Scan the entries below for the word "границах". Copy each line that has it.
* Start *
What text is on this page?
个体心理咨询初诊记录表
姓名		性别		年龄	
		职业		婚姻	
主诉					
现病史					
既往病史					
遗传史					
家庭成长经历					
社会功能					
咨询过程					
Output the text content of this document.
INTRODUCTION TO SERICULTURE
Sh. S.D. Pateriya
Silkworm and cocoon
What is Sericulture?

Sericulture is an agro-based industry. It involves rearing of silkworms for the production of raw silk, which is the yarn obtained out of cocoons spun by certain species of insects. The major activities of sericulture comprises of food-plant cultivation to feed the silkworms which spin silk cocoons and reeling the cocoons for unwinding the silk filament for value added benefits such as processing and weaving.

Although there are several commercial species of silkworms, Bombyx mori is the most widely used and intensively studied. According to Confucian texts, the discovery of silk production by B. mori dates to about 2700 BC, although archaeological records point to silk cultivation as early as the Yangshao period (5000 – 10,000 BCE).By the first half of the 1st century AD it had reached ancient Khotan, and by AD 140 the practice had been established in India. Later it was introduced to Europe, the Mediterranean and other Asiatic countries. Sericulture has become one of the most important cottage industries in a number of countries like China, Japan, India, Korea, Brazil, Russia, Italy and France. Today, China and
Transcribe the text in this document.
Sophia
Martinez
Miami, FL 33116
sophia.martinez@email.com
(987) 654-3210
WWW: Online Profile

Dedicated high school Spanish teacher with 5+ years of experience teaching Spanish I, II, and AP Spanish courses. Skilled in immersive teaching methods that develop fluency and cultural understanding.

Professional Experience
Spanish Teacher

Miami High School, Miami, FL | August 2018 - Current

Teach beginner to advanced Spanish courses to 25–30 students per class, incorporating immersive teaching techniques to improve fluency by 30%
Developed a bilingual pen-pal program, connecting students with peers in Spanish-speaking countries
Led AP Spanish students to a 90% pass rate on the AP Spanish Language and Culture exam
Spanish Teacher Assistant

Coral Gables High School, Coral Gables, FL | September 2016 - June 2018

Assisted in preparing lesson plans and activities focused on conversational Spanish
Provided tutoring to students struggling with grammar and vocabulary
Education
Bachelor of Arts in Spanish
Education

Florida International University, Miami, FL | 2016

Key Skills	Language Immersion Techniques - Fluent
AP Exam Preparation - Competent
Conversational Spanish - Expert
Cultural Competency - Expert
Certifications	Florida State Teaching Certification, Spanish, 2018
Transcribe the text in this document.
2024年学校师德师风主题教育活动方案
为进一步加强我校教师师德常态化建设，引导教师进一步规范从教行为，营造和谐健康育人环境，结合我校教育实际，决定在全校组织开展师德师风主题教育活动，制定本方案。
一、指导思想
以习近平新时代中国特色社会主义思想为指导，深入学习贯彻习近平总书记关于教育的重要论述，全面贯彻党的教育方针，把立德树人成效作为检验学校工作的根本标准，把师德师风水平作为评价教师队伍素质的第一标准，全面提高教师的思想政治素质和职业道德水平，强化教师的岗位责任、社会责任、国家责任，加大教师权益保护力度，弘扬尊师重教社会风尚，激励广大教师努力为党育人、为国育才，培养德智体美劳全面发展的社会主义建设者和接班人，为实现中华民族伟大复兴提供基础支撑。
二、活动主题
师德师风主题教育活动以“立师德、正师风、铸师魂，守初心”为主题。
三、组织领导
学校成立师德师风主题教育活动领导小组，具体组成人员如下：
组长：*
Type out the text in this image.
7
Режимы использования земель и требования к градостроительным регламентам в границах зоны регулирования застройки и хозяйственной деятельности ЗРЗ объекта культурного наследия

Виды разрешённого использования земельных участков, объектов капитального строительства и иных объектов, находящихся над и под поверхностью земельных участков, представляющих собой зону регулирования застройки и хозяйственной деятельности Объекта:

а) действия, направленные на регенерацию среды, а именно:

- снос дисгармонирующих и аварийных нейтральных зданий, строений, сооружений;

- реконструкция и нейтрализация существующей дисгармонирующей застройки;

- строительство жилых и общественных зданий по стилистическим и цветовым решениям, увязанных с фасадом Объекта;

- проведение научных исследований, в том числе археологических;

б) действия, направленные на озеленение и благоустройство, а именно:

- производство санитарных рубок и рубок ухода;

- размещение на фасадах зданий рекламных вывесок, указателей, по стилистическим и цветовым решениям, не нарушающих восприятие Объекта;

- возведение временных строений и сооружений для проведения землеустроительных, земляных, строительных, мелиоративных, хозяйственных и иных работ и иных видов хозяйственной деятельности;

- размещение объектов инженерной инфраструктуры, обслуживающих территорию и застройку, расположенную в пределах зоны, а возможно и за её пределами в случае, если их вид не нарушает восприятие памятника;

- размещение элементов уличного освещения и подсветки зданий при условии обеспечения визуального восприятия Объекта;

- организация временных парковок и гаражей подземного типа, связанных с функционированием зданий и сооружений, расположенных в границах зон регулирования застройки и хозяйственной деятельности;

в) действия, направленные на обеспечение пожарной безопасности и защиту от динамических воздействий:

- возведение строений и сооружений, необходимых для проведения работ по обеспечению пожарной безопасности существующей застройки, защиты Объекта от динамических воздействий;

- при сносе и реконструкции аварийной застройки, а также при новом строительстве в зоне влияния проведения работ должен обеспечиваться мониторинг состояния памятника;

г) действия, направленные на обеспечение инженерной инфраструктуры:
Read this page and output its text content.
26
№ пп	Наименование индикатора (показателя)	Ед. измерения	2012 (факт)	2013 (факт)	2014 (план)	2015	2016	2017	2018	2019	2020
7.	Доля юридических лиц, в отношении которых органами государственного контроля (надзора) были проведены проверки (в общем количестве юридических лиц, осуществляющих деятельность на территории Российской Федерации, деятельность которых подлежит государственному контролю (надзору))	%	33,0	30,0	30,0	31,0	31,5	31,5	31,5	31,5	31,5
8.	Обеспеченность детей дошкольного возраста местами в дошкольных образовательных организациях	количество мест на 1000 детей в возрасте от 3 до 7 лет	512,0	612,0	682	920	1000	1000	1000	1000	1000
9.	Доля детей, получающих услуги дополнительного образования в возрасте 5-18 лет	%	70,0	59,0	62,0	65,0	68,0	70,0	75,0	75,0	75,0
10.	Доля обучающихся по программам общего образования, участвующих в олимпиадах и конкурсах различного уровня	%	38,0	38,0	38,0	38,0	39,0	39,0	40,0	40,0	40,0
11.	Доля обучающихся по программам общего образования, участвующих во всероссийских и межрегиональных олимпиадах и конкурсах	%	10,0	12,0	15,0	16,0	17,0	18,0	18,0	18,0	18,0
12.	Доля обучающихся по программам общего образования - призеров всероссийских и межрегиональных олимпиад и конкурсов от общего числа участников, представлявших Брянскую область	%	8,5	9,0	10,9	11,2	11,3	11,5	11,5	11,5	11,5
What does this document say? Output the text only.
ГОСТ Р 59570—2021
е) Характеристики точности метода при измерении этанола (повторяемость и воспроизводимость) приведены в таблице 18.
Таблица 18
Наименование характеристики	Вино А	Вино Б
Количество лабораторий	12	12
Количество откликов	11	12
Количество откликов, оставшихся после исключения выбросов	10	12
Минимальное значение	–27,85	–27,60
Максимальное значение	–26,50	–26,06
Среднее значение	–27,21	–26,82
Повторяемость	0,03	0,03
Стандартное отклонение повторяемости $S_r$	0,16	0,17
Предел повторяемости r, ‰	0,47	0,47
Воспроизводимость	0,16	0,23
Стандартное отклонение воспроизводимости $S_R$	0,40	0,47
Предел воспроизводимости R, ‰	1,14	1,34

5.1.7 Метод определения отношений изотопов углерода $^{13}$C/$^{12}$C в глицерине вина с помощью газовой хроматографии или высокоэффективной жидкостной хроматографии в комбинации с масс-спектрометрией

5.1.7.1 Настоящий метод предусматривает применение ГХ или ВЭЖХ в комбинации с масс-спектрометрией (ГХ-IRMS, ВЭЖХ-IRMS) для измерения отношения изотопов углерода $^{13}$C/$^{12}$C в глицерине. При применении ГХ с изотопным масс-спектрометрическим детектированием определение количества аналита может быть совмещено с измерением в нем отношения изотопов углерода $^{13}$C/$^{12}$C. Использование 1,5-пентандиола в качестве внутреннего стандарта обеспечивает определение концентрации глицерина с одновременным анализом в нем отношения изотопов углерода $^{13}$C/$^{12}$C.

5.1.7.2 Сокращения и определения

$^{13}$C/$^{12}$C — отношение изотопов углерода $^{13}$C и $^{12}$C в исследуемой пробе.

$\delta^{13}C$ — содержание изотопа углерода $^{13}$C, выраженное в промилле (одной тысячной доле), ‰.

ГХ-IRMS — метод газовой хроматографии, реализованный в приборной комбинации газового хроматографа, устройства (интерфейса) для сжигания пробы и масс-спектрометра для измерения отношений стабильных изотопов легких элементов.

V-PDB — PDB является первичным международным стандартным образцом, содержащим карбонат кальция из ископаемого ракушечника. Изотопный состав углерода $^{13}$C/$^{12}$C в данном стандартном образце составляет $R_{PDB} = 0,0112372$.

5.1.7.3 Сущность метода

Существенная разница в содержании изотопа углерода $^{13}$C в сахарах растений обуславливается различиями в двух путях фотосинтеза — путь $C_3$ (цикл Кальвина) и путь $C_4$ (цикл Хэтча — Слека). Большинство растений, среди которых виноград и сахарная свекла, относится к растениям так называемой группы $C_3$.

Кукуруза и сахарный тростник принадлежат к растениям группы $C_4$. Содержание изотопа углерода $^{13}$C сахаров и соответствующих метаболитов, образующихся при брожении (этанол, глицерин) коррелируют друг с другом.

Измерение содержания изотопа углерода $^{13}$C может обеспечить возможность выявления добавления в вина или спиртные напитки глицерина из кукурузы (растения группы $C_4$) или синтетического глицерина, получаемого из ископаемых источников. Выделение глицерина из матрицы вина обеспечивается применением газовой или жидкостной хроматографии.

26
* End *
ANSWER FOR THE TASK
Режимы использования земель и требования к градостроительным регламентам в границах зоны регулирования застройки и хозяйственной деятельности ЗРЗ объекта культурного наследия
- организация временных парковок и гаражей подземного типа, связанных с функционированием зданий и сооружений, расположенных в границах зон регулирования застройки и хозяйственной деятельности;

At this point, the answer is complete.